Written problem: All lines in the data bearing the string "Palma" should be identified and copied.

Provided data:

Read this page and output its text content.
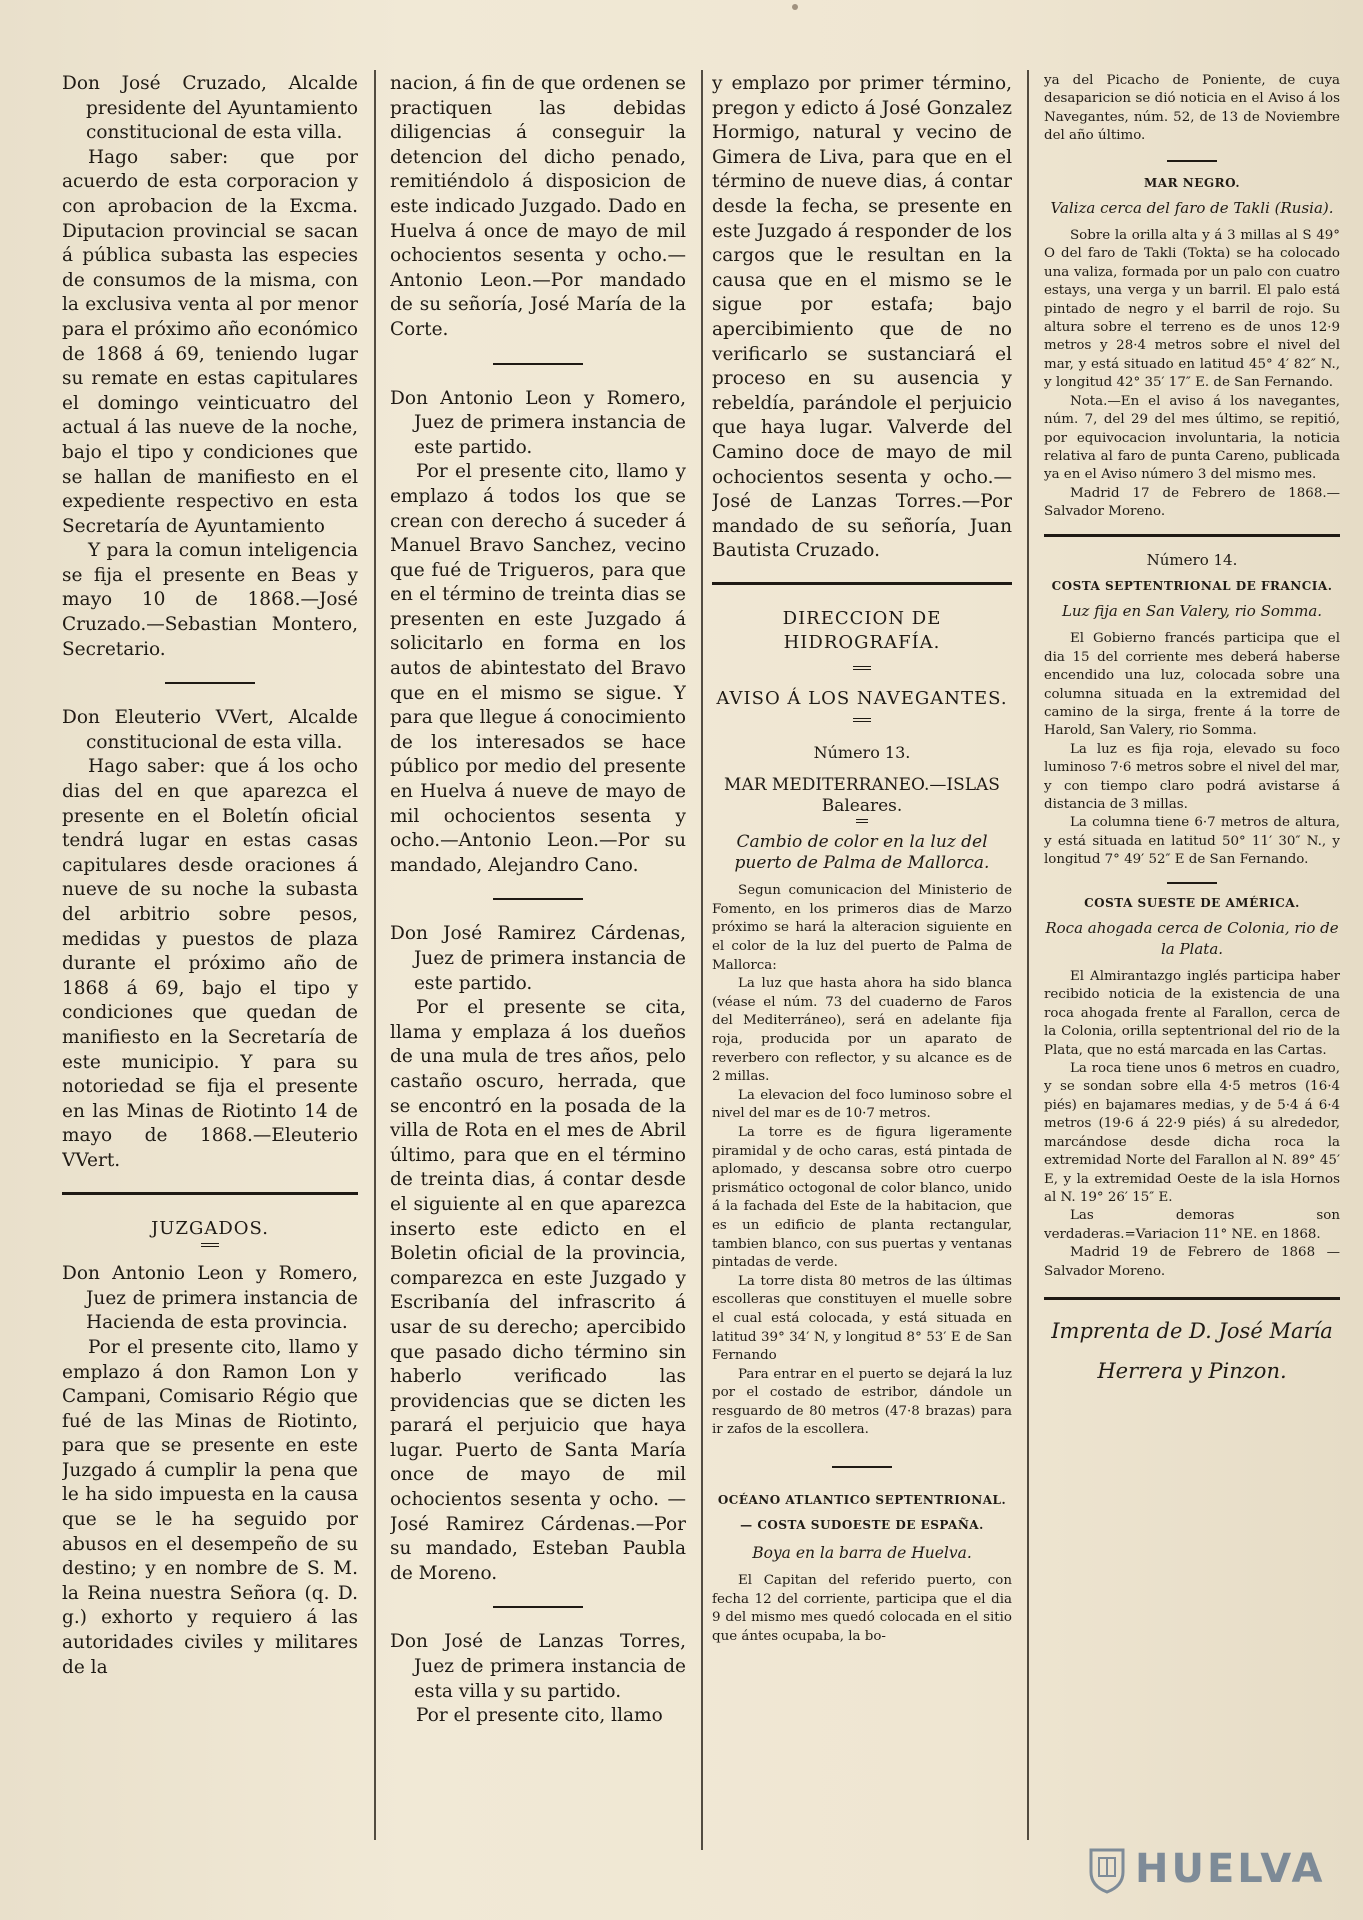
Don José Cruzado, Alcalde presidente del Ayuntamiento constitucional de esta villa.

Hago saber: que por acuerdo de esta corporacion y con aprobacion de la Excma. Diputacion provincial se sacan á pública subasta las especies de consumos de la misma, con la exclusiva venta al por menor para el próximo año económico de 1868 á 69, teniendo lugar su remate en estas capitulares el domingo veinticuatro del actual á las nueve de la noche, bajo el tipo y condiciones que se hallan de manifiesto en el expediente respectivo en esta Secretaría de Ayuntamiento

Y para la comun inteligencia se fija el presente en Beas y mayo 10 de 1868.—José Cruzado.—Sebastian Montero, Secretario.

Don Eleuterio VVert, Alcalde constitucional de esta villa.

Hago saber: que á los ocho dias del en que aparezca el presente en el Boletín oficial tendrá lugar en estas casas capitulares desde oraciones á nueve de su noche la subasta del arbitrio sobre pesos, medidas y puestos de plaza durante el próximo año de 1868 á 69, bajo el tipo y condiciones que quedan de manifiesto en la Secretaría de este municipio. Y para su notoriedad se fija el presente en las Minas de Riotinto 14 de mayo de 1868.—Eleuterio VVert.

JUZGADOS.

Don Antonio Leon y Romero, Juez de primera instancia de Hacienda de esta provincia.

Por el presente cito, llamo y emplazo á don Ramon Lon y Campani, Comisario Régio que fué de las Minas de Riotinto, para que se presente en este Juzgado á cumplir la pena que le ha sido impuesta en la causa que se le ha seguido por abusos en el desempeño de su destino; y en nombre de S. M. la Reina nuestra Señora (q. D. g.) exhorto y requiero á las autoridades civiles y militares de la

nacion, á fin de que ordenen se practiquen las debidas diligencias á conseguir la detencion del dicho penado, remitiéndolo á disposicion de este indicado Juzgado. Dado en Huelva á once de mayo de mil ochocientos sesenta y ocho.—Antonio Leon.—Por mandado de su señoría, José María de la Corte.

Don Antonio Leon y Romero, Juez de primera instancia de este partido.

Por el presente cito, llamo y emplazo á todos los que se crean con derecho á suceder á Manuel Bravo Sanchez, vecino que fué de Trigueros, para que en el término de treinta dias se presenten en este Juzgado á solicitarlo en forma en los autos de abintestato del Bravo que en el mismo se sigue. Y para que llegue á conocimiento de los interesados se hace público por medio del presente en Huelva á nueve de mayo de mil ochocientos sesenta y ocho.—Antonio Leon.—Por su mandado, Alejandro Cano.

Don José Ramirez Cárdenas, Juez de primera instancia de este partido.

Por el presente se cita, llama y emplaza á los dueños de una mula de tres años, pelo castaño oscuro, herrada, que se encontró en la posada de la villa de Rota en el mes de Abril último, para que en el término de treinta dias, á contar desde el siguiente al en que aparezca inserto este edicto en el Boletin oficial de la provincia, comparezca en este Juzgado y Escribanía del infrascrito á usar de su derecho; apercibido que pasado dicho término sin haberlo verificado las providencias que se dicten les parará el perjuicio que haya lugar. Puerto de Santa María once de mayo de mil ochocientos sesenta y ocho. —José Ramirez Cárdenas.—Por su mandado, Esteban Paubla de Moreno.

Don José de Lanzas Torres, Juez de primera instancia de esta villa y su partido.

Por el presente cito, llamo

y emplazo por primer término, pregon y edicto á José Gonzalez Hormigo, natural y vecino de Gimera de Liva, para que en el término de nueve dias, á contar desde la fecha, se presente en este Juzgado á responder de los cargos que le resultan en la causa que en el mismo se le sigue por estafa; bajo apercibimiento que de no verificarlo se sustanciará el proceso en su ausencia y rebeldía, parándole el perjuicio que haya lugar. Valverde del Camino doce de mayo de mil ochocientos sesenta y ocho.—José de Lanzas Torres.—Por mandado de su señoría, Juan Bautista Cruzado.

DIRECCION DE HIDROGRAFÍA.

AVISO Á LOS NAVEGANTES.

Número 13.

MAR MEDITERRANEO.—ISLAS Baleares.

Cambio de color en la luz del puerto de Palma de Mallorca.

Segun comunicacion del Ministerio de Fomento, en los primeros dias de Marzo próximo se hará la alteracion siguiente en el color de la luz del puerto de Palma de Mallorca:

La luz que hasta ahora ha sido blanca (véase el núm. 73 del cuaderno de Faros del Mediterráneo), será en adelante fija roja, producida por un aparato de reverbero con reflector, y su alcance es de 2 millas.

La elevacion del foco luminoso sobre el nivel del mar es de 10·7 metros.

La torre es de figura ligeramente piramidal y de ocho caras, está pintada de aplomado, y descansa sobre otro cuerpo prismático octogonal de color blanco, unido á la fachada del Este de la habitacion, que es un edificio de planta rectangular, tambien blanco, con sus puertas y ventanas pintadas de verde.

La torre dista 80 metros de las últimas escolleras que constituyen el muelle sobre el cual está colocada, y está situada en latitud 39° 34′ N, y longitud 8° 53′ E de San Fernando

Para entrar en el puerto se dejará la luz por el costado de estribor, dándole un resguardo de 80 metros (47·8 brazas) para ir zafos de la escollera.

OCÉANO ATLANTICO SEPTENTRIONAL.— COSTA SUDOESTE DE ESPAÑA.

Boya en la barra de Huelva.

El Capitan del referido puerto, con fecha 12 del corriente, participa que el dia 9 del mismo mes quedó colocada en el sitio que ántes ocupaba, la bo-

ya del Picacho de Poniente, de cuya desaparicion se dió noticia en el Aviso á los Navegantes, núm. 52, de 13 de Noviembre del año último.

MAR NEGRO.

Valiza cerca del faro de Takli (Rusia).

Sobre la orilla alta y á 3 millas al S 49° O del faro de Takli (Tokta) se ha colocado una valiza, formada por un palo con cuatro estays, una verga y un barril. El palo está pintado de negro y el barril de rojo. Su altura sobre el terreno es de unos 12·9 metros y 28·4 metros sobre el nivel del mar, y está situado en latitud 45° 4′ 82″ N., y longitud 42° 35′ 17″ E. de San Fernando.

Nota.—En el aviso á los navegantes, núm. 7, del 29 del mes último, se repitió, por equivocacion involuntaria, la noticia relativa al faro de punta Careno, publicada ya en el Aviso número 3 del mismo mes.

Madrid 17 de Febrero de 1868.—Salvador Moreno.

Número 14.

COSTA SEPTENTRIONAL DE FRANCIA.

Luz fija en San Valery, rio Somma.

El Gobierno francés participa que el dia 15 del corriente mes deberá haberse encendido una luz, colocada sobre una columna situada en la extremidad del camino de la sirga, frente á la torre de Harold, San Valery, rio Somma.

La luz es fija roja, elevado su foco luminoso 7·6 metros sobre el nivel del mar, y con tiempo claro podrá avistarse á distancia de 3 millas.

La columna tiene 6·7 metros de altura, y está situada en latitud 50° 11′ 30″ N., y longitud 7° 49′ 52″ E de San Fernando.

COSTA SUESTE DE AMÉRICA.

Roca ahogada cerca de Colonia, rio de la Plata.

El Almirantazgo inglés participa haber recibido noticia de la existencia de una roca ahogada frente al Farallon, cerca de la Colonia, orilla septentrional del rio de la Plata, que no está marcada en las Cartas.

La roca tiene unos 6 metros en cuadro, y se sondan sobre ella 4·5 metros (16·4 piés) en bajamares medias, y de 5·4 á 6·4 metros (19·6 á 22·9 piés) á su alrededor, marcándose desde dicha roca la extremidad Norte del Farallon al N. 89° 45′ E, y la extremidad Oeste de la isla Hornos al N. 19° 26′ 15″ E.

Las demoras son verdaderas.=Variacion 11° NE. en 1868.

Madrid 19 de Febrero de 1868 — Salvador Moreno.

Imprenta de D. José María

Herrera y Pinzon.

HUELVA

Exercise output:
Cambio de color en la luz del puerto de Palma de Mallorca.
Segun comunicacion del Ministerio de Fomento, en los primeros dias de Marzo próximo se hará la alteracion siguiente en el color de la luz del puerto de Palma de Mallorca:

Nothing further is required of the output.